Stated exercise:
Write out every line of the material as it stands, apart from the pictures.

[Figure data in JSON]
***

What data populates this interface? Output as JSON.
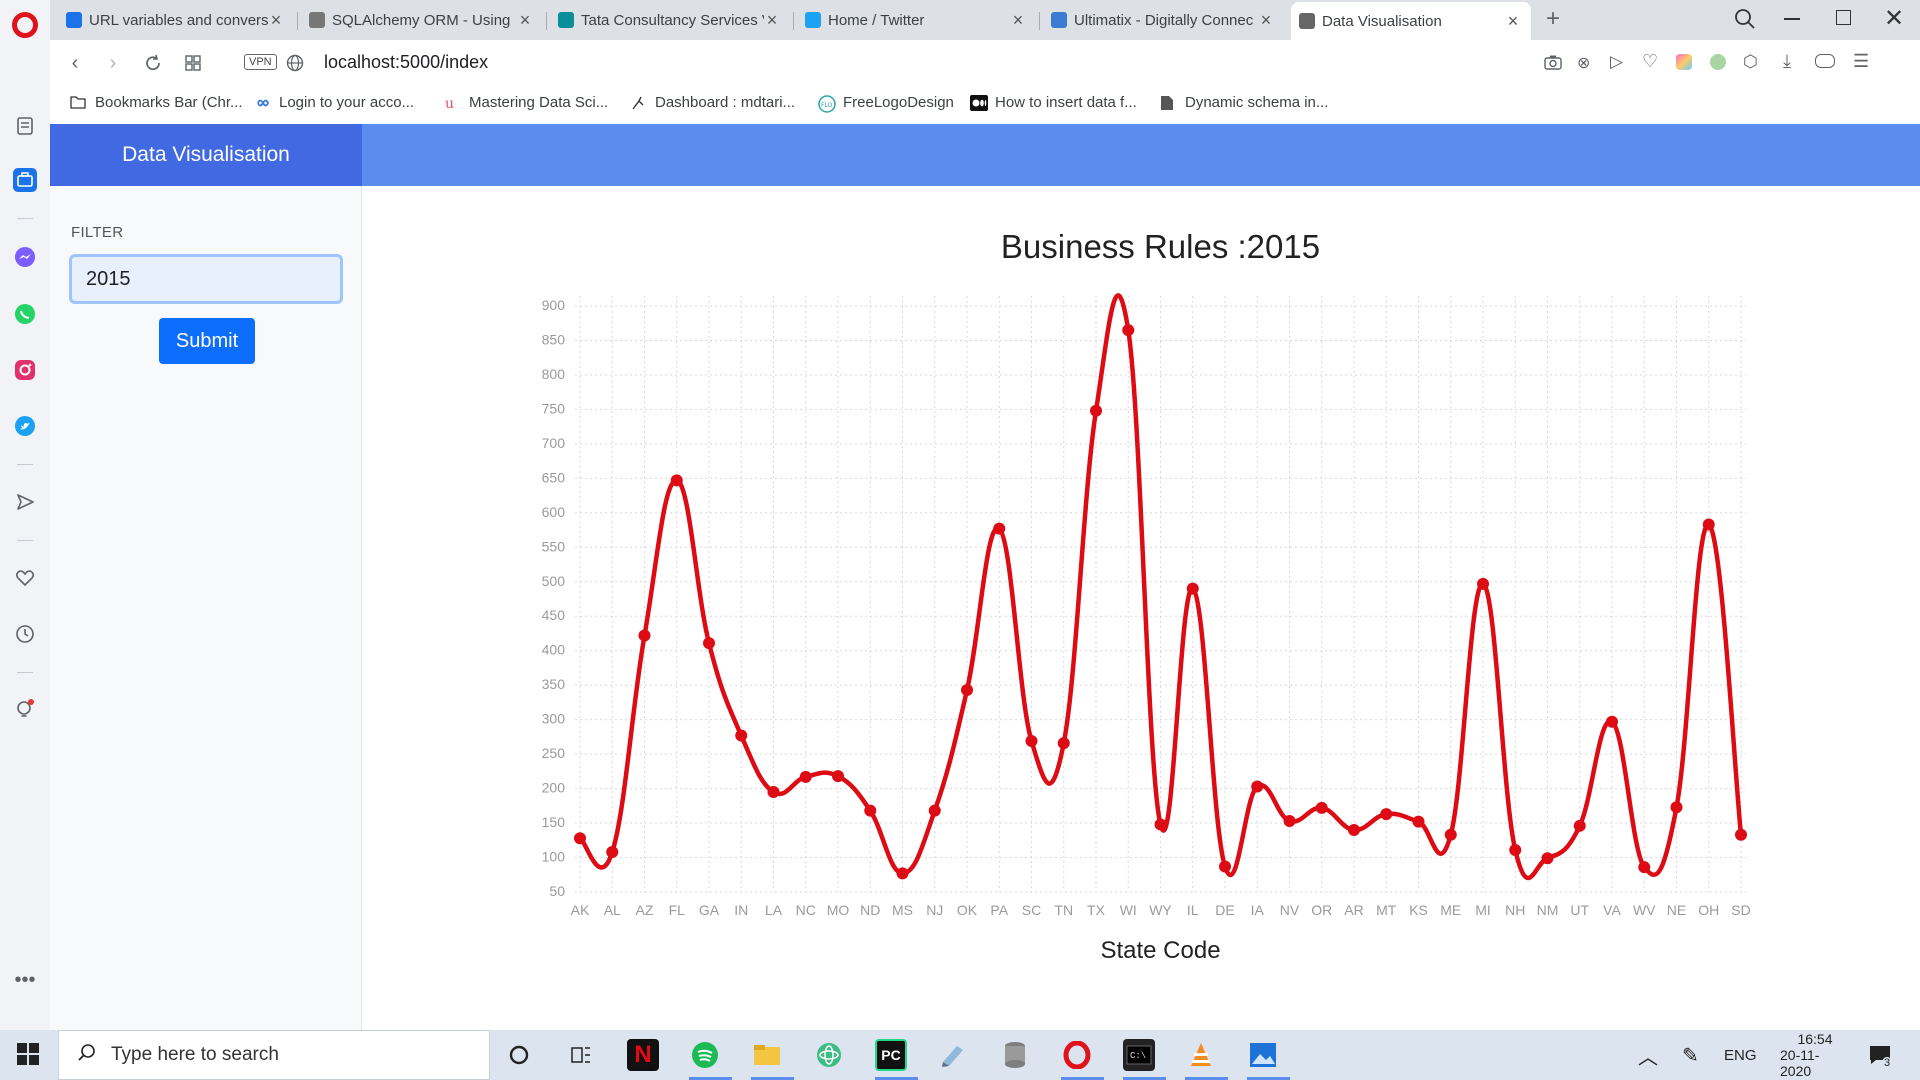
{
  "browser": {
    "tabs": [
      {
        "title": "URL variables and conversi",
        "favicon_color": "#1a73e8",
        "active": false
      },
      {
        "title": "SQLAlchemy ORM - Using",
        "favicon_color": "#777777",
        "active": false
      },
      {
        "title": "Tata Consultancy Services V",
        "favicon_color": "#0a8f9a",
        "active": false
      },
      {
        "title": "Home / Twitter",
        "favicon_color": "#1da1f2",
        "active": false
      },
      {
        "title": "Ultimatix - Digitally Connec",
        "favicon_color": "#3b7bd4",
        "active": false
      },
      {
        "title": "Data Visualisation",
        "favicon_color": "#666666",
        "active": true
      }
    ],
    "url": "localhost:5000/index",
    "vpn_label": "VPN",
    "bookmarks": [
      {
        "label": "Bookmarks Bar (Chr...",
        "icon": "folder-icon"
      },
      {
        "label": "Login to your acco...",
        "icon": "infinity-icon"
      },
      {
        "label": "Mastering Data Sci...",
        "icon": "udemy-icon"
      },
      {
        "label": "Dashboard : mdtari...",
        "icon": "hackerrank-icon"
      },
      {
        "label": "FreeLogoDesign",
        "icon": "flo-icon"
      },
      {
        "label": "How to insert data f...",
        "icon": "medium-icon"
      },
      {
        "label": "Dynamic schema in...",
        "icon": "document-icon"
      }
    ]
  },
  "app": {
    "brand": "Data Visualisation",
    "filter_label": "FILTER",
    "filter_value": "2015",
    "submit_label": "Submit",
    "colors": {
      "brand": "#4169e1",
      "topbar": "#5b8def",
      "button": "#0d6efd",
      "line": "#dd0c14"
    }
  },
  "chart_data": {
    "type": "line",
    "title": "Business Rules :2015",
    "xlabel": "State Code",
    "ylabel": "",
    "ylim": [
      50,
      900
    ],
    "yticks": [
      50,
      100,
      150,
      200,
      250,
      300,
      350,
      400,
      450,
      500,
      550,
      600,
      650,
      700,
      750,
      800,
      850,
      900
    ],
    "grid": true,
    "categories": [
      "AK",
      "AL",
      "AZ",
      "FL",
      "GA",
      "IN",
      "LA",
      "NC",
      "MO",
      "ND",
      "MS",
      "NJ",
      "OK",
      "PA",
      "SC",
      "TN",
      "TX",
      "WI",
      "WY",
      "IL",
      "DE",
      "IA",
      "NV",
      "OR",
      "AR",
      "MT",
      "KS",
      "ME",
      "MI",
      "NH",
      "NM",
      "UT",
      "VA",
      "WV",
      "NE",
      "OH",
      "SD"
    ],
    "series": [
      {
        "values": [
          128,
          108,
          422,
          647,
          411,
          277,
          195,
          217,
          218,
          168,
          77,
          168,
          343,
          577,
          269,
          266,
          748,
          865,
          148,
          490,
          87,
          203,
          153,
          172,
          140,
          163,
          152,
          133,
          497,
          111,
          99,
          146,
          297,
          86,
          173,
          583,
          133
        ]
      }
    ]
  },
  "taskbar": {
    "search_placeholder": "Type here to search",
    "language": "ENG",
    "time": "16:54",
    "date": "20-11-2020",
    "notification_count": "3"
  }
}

***

Answer to this problem:
What data populates this interface? Output as JSON.
{
  "browser": {
    "tabs": [
      {
        "title": "URL variables and conversi",
        "favicon_color": "#1a73e8",
        "active": false
      },
      {
        "title": "SQLAlchemy ORM - Using",
        "favicon_color": "#777777",
        "active": false
      },
      {
        "title": "Tata Consultancy Services V",
        "favicon_color": "#0a8f9a",
        "active": false
      },
      {
        "title": "Home / Twitter",
        "favicon_color": "#1da1f2",
        "active": false
      },
      {
        "title": "Ultimatix - Digitally Connec",
        "favicon_color": "#3b7bd4",
        "active": false
      },
      {
        "title": "Data Visualisation",
        "favicon_color": "#666666",
        "active": true
      }
    ],
    "url": "localhost:5000/index",
    "vpn_label": "VPN",
    "bookmarks": [
      {
        "label": "Bookmarks Bar (Chr...",
        "icon": "folder-icon"
      },
      {
        "label": "Login to your acco...",
        "icon": "infinity-icon"
      },
      {
        "label": "Mastering Data Sci...",
        "icon": "udemy-icon"
      },
      {
        "label": "Dashboard : mdtari...",
        "icon": "hackerrank-icon"
      },
      {
        "label": "FreeLogoDesign",
        "icon": "flo-icon"
      },
      {
        "label": "How to insert data f...",
        "icon": "medium-icon"
      },
      {
        "label": "Dynamic schema in...",
        "icon": "document-icon"
      }
    ]
  },
  "app": {
    "brand": "Data Visualisation",
    "filter_label": "FILTER",
    "filter_value": "2015",
    "submit_label": "Submit",
    "colors": {
      "brand": "#4169e1",
      "topbar": "#5b8def",
      "button": "#0d6efd",
      "line": "#dd0c14"
    }
  },
  "chart_data": {
    "type": "line",
    "title": "Business Rules :2015",
    "xlabel": "State Code",
    "ylabel": "",
    "ylim": [
      50,
      900
    ],
    "yticks": [
      50,
      100,
      150,
      200,
      250,
      300,
      350,
      400,
      450,
      500,
      550,
      600,
      650,
      700,
      750,
      800,
      850,
      900
    ],
    "grid": true,
    "categories": [
      "AK",
      "AL",
      "AZ",
      "FL",
      "GA",
      "IN",
      "LA",
      "NC",
      "MO",
      "ND",
      "MS",
      "NJ",
      "OK",
      "PA",
      "SC",
      "TN",
      "TX",
      "WI",
      "WY",
      "IL",
      "DE",
      "IA",
      "NV",
      "OR",
      "AR",
      "MT",
      "KS",
      "ME",
      "MI",
      "NH",
      "NM",
      "UT",
      "VA",
      "WV",
      "NE",
      "OH",
      "SD"
    ],
    "series": [
      {
        "values": [
          128,
          108,
          422,
          647,
          411,
          277,
          195,
          217,
          218,
          168,
          77,
          168,
          343,
          577,
          269,
          266,
          748,
          865,
          148,
          490,
          87,
          203,
          153,
          172,
          140,
          163,
          152,
          133,
          497,
          111,
          99,
          146,
          297,
          86,
          173,
          583,
          133
        ]
      }
    ]
  },
  "taskbar": {
    "search_placeholder": "Type here to search",
    "language": "ENG",
    "time": "16:54",
    "date": "20-11-2020",
    "notification_count": "3"
  }
}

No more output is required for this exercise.